• Exercise: Which lines have the string "index"? Copy all of them from the entries below.

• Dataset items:
━━━━━━━━━━━━━━━━━━━━
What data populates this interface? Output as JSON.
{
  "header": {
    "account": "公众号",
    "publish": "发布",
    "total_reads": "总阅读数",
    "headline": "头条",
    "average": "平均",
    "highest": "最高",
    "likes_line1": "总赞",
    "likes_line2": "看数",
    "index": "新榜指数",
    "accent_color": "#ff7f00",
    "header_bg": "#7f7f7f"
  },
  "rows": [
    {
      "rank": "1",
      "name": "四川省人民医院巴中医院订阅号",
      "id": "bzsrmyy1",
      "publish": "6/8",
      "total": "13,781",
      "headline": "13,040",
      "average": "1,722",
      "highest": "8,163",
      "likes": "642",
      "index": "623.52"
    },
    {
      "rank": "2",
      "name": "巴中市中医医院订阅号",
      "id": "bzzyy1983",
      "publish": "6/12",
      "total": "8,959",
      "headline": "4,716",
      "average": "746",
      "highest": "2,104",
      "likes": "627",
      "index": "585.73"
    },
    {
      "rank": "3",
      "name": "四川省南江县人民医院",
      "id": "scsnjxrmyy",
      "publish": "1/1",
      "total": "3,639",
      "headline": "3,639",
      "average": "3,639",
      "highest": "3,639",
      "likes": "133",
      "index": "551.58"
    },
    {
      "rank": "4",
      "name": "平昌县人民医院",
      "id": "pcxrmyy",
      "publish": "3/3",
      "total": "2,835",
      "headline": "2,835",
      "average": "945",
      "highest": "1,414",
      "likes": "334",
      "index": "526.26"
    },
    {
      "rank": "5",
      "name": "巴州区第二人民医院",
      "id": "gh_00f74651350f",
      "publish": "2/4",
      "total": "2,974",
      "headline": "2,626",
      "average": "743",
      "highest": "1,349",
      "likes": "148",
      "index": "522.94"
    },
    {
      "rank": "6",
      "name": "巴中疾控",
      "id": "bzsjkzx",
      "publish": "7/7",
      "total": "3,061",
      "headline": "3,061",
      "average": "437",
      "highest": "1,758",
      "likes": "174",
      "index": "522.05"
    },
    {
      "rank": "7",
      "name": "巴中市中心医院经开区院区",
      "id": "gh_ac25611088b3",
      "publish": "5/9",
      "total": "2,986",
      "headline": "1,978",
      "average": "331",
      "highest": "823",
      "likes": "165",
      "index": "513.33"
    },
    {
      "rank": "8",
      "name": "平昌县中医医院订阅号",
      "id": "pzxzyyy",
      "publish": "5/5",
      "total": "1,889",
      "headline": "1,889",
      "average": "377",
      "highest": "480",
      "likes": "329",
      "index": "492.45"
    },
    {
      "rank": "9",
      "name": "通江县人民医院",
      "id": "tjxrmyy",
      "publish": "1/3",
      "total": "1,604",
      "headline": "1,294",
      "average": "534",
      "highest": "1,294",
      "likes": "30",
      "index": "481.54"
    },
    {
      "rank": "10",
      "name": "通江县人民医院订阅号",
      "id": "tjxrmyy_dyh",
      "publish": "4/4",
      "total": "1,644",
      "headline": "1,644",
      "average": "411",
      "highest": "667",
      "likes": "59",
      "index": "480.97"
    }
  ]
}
━━━━━━━━━━━━━━━━━━━━
• Answer:
    "index": "新榜指数",
      "index": "623.52"
      "index": "585.73"
      "index": "551.58"
      "index": "526.26"
      "index": "522.94"
      "index": "522.05"
      "index": "513.33"
      "index": "492.45"
      "index": "481.54"
      "index": "480.97"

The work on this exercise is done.